GIVEN REQUEST
From the line containing "Extract the structured" to the very last line, repeat everything exactly and add nothing else. Skip the pictures.

DATASET CONTENT
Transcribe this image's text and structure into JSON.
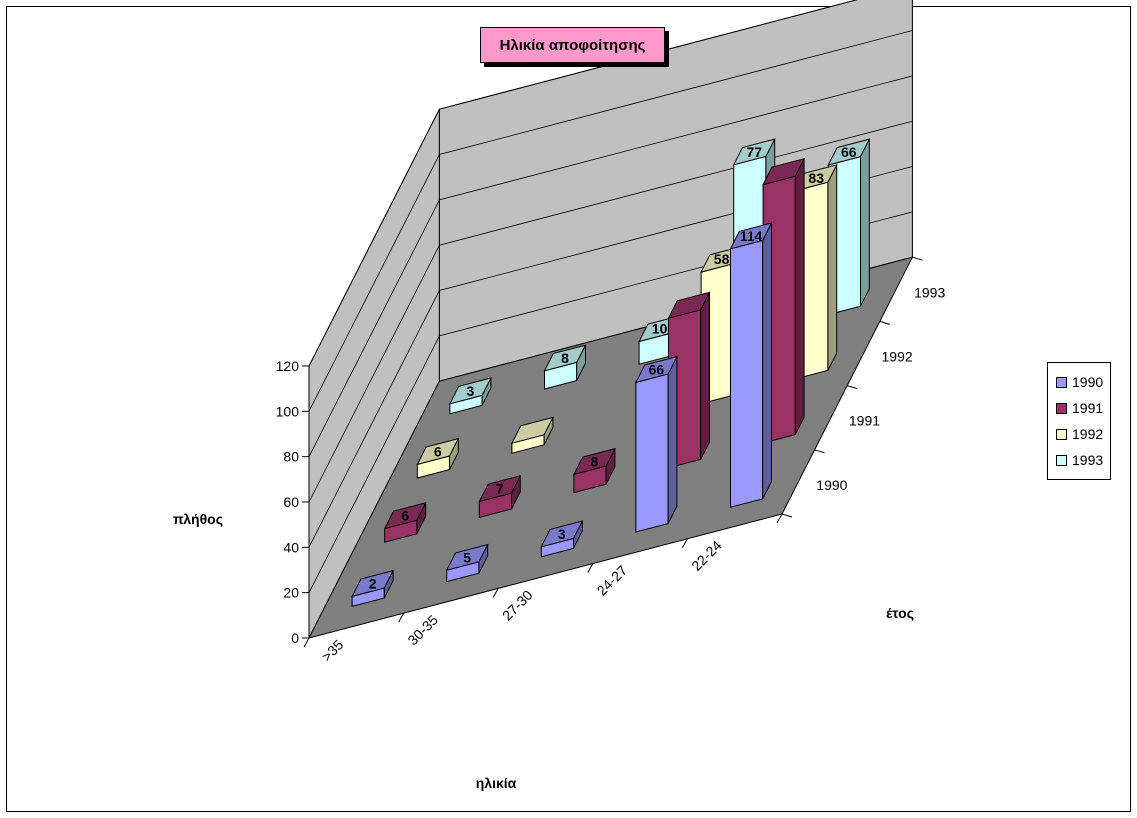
{
  "chart_data": {
    "type": "bar",
    "title": "Ηλικία αποφοίτησης",
    "xlabel": "ηλικία",
    "ylabel": "πλήθος",
    "zlabel": "έτος",
    "categories": [
      ">35",
      "30-35",
      "27-30",
      "24-27",
      "22-24"
    ],
    "ylim": [
      0,
      120
    ],
    "yticks": [
      "0",
      "20",
      "40",
      "60",
      "80",
      "100",
      "120"
    ],
    "series": [
      {
        "name": "1990",
        "values": [
          2,
          5,
          3,
          66,
          114
        ],
        "labels": [
          "2",
          "5",
          "3",
          "66",
          "114"
        ]
      },
      {
        "name": "1991",
        "values": [
          6,
          7,
          8,
          66,
          114
        ],
        "labels": [
          "6",
          "7",
          "8",
          "",
          ""
        ]
      },
      {
        "name": "1992",
        "values": [
          6,
          0,
          null,
          58,
          83
        ],
        "labels": [
          "6",
          "",
          "",
          "58",
          "83"
        ]
      },
      {
        "name": "1993",
        "values": [
          3,
          8,
          10,
          77,
          66
        ],
        "labels": [
          "3",
          "8",
          "10",
          "77",
          "66"
        ]
      }
    ],
    "legend_position": "right",
    "grid": true
  },
  "colors": {
    "1990": "#9999ff",
    "1991": "#993366",
    "1992": "#ffffcc",
    "1993": "#ccffff",
    "floor": "#808080",
    "wall": "#c0c0c0",
    "title_bg": "#ff99cc"
  }
}
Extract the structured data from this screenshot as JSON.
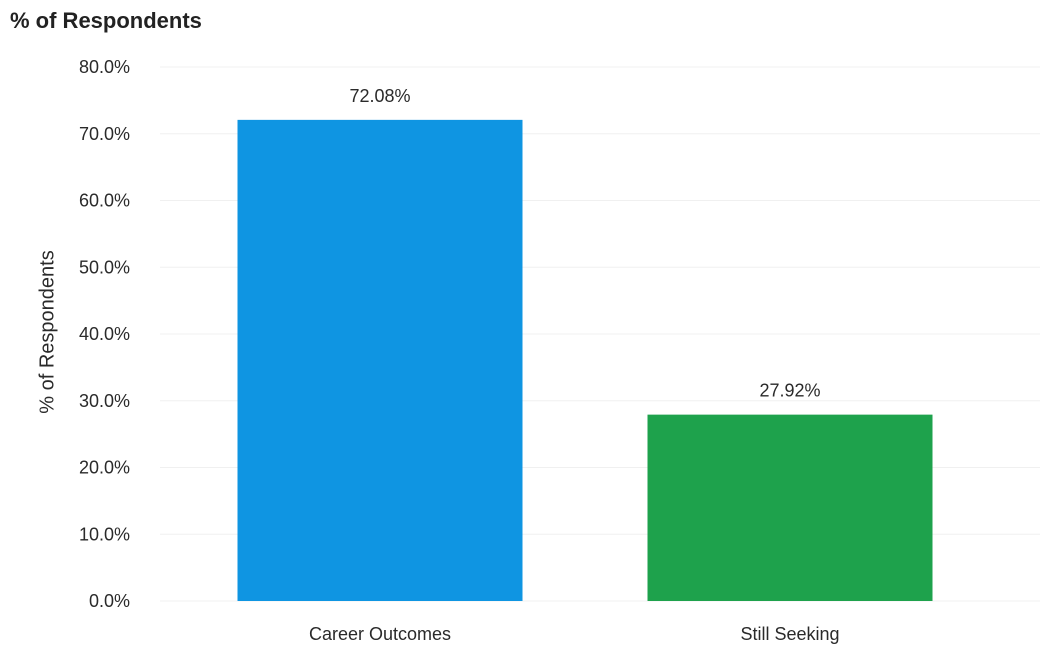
{
  "chart_data": {
    "type": "bar",
    "title": "% of Respondents",
    "ylabel": "% of Respondents",
    "xlabel": "",
    "categories": [
      "Career Outcomes",
      "Still Seeking"
    ],
    "values": [
      72.08,
      27.92
    ],
    "data_labels": [
      "72.08%",
      "27.92%"
    ],
    "colors": [
      "#0f95e2",
      "#1ea24c"
    ],
    "ylim": [
      0,
      80
    ],
    "yticks": [
      0,
      10,
      20,
      30,
      40,
      50,
      60,
      70,
      80
    ],
    "ytick_labels": [
      "0.0%",
      "10.0%",
      "20.0%",
      "30.0%",
      "40.0%",
      "50.0%",
      "60.0%",
      "70.0%",
      "80.0%"
    ],
    "grid": true,
    "legend": "none"
  }
}
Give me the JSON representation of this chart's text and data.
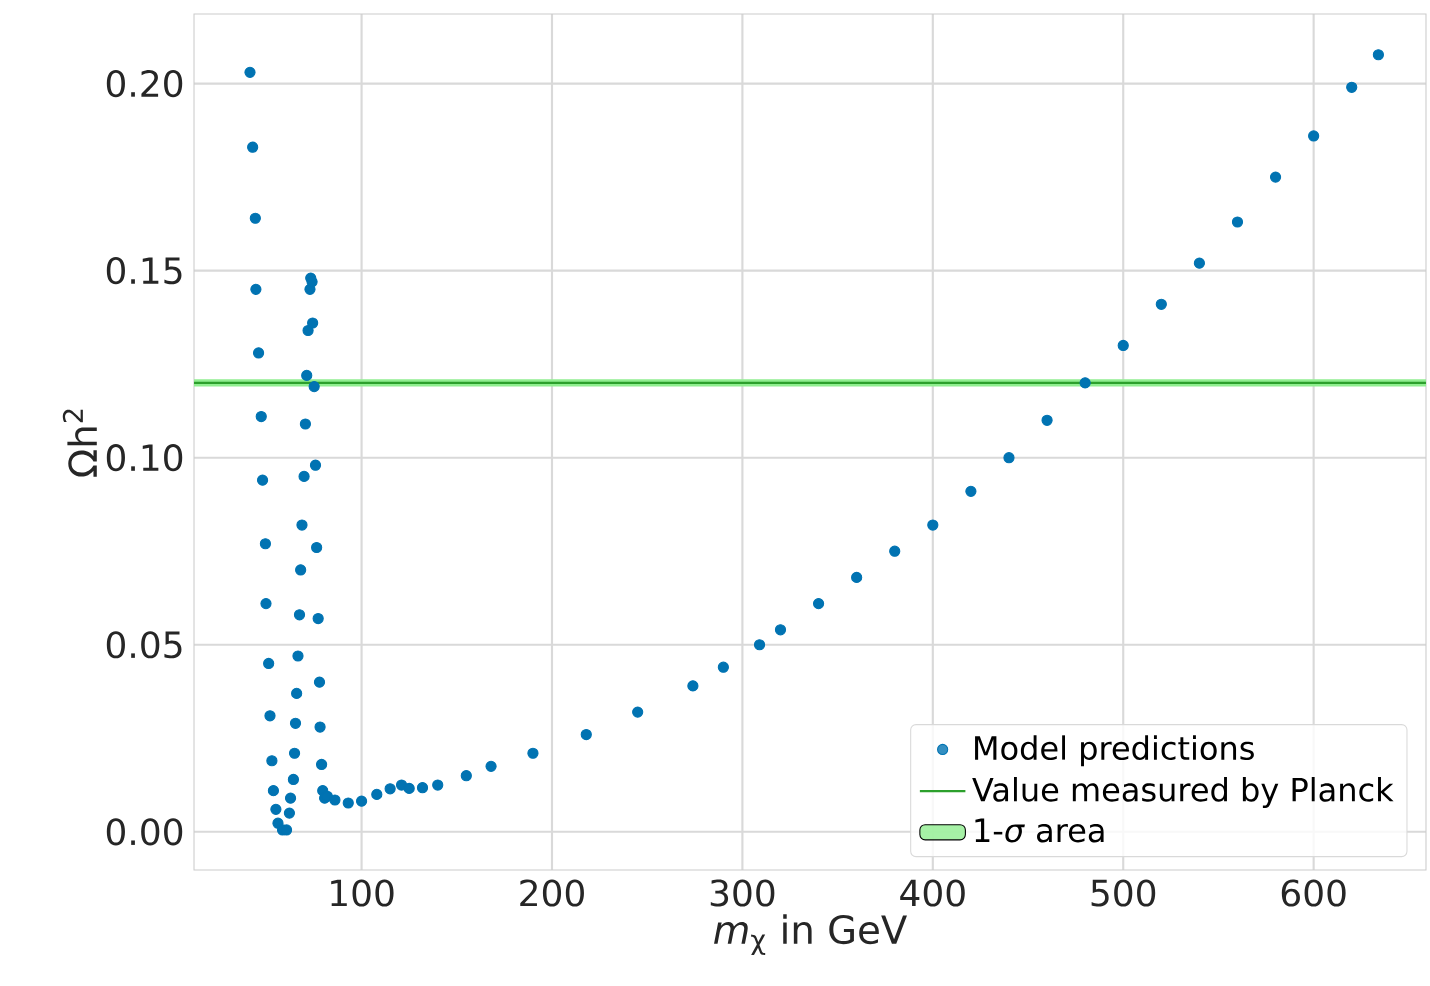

WRITTEN RESPONSE
Extract the structured data from this screenshot as JSON.
{
  "chart_data": {
    "type": "bar",
    "title": "% of Respondents",
    "ylabel": "% of Respondents",
    "xlabel": "",
    "categories": [
      "Career Outcomes",
      "Still Seeking"
    ],
    "values": [
      72.08,
      27.92
    ],
    "data_labels": [
      "72.08%",
      "27.92%"
    ],
    "colors": [
      "#0f95e2",
      "#1ea24c"
    ],
    "ylim": [
      0,
      80
    ],
    "yticks": [
      0,
      10,
      20,
      30,
      40,
      50,
      60,
      70,
      80
    ],
    "ytick_labels": [
      "0.0%",
      "10.0%",
      "20.0%",
      "30.0%",
      "40.0%",
      "50.0%",
      "60.0%",
      "70.0%",
      "80.0%"
    ],
    "grid": true,
    "legend": "none"
  }
}
Give me the JSON representation of this chart's text and data.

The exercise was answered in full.